▶ **WHAT IS REQUIRED**: Pictures do not belong in the copy, so please give every entry below again exactly.

Begin RECORDS SUPPLIED

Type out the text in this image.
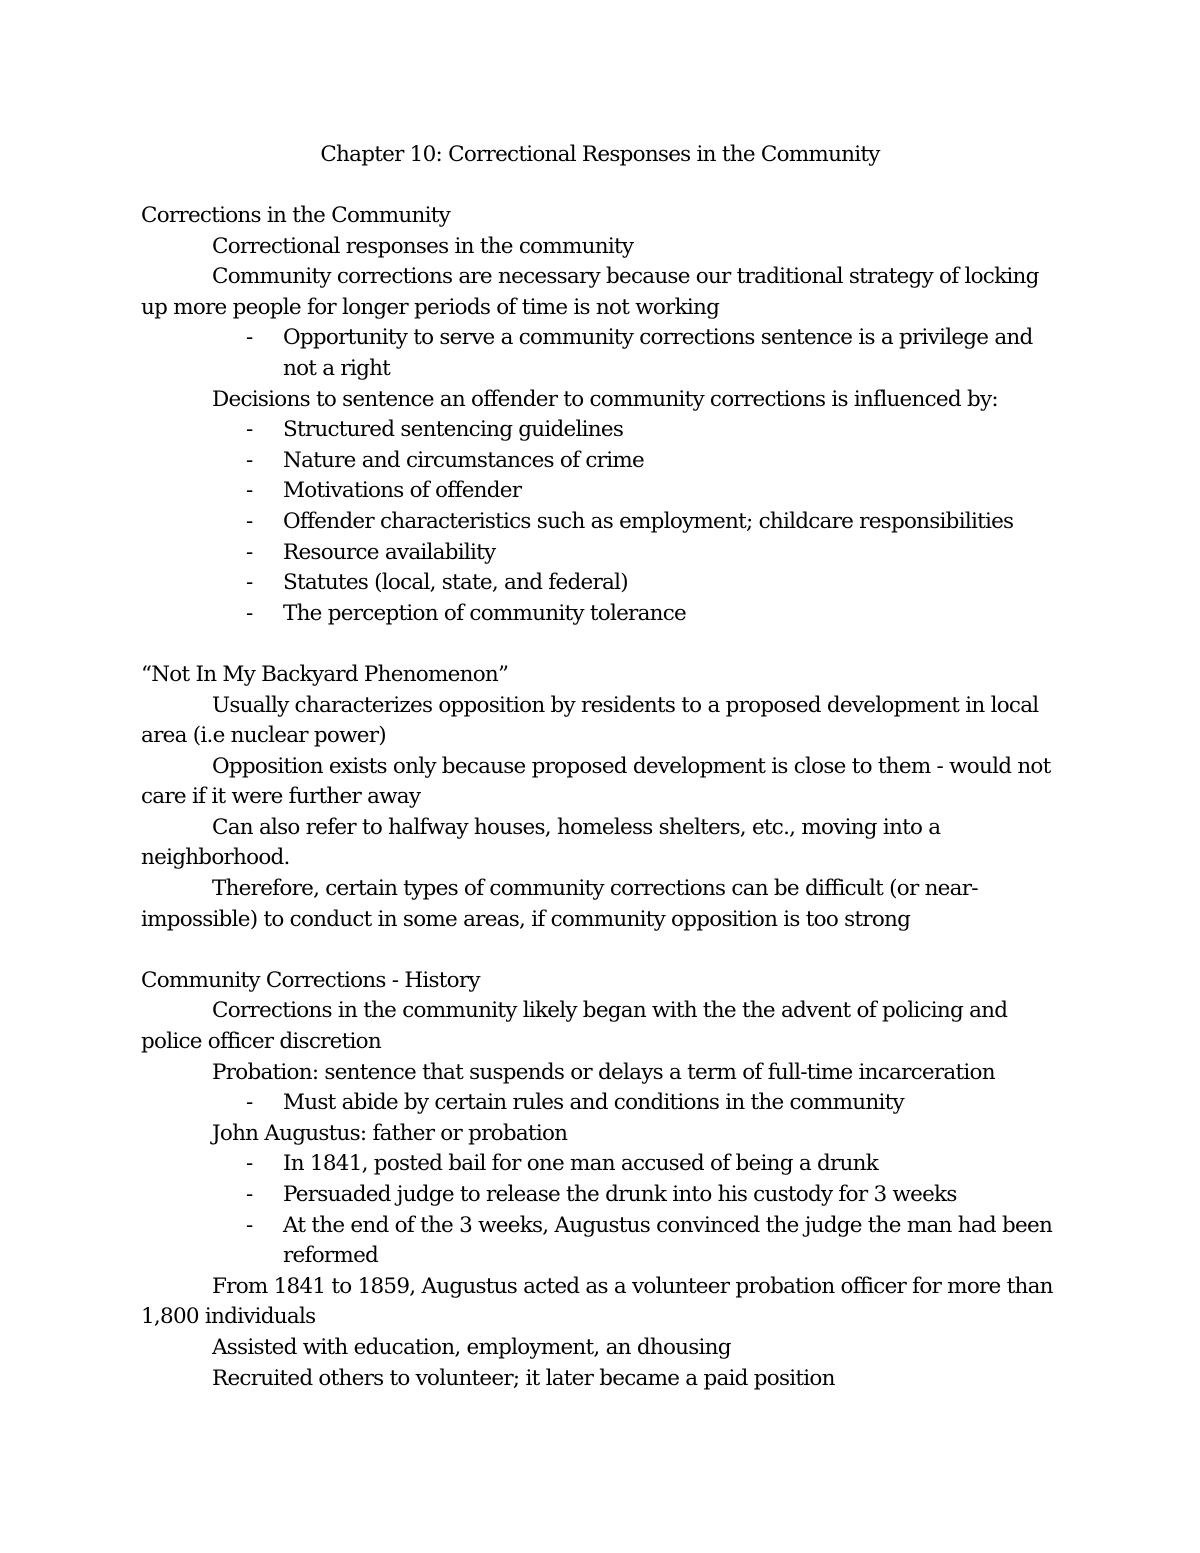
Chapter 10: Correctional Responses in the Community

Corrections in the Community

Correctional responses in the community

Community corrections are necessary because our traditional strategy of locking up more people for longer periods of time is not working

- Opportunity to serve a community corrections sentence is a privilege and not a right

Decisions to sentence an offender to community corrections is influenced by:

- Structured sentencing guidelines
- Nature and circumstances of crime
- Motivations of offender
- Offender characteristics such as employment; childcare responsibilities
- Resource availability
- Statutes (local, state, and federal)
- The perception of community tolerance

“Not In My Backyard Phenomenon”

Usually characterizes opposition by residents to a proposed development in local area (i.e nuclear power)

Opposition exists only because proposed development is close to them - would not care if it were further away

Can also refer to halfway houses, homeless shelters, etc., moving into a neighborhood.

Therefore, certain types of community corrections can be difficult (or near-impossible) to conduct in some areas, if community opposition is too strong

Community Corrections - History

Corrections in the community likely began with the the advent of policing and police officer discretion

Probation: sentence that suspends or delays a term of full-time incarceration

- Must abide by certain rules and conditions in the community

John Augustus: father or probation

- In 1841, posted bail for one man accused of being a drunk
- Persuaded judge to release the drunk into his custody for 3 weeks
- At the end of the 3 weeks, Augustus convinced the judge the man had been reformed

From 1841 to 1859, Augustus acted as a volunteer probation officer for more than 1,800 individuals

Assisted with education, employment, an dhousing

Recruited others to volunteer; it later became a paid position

End RECORDS SUPPLIED

▶ **REPLY**:
Type out the text in this image.
Chapter 10: Correctional Responses in the Community

Corrections in the Community

Correctional responses in the community

Community corrections are necessary because our traditional strategy of locking up more people for longer periods of time is not working

- Opportunity to serve a community corrections sentence is a privilege and not a right

Decisions to sentence an offender to community corrections is influenced by:

- Structured sentencing guidelines
- Nature and circumstances of crime
- Motivations of offender
- Offender characteristics such as employment; childcare responsibilities
- Resource availability
- Statutes (local, state, and federal)
- The perception of community tolerance

“Not In My Backyard Phenomenon”

Usually characterizes opposition by residents to a proposed development in local area (i.e nuclear power)

Opposition exists only because proposed development is close to them - would not care if it were further away

Can also refer to halfway houses, homeless shelters, etc., moving into a neighborhood.

Therefore, certain types of community corrections can be difficult (or near-impossible) to conduct in some areas, if community opposition is too strong

Community Corrections - History

Corrections in the community likely began with the the advent of policing and police officer discretion

Probation: sentence that suspends or delays a term of full-time incarceration

- Must abide by certain rules and conditions in the community

John Augustus: father or probation

- In 1841, posted bail for one man accused of being a drunk
- Persuaded judge to release the drunk into his custody for 3 weeks
- At the end of the 3 weeks, Augustus convinced the judge the man had been reformed

From 1841 to 1859, Augustus acted as a volunteer probation officer for more than 1,800 individuals

Assisted with education, employment, an dhousing

Recruited others to volunteer; it later became a paid position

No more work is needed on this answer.